Aim. Determine how many lines carry the word "Sales". Output that number only.

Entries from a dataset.
▼▼▼
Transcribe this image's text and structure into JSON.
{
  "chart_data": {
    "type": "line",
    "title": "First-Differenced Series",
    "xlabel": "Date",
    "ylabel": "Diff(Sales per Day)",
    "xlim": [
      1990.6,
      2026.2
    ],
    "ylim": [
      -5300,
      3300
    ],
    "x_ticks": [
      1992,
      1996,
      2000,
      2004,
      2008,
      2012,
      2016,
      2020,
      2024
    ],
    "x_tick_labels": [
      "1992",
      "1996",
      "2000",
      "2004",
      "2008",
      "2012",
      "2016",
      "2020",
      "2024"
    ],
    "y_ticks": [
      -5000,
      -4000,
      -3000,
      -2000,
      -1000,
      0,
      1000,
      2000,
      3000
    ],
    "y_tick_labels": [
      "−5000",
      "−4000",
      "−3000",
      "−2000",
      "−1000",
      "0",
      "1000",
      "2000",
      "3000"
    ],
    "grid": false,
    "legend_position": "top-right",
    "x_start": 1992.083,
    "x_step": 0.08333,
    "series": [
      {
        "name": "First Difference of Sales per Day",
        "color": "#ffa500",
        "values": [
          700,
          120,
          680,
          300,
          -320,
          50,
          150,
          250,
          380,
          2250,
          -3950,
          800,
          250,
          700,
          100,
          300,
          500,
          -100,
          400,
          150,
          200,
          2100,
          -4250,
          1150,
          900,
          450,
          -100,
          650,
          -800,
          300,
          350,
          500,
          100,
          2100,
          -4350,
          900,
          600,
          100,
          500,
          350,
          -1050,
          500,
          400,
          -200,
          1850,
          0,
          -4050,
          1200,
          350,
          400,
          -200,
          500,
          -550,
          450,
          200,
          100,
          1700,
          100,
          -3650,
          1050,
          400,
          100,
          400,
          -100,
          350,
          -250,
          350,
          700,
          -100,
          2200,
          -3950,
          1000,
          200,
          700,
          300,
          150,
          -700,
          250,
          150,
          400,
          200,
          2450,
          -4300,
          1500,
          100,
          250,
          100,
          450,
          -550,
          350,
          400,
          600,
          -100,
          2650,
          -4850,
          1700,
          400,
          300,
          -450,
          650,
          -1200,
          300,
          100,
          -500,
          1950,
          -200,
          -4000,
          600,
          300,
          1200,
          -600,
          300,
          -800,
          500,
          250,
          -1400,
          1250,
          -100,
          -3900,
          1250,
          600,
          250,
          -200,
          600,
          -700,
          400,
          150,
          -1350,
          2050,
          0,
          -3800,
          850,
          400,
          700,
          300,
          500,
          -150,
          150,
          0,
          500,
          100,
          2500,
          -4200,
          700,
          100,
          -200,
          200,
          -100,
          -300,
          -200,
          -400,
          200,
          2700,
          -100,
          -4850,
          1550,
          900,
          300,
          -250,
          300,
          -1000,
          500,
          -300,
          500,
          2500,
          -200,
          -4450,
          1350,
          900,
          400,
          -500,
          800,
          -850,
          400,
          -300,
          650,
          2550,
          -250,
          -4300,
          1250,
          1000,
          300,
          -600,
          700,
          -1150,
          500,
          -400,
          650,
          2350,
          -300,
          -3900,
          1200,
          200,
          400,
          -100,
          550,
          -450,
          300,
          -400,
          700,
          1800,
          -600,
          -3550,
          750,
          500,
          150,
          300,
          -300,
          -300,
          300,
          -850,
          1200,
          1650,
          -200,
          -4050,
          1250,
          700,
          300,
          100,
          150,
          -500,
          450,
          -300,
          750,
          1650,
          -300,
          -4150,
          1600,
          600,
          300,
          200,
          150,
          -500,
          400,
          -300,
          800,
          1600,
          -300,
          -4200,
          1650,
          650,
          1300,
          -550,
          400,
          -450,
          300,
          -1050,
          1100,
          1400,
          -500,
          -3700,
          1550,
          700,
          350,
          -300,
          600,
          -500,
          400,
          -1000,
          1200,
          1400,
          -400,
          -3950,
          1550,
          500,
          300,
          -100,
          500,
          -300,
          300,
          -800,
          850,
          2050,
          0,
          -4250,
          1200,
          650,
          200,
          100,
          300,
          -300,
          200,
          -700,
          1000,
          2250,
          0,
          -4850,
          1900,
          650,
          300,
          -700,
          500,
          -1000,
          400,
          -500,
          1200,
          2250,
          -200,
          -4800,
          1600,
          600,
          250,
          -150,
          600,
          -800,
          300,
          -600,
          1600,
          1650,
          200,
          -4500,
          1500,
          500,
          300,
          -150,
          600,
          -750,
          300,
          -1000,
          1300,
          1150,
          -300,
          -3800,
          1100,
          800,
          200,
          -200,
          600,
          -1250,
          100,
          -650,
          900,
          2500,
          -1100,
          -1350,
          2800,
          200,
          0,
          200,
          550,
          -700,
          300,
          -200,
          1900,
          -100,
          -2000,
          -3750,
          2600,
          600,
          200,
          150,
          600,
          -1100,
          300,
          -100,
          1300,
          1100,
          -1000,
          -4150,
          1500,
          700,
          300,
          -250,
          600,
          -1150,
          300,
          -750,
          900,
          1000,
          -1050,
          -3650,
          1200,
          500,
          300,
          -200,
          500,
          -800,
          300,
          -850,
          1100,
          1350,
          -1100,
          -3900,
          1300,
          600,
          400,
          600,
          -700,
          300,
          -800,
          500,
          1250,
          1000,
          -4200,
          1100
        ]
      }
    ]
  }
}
▲▲▲
The solution. 2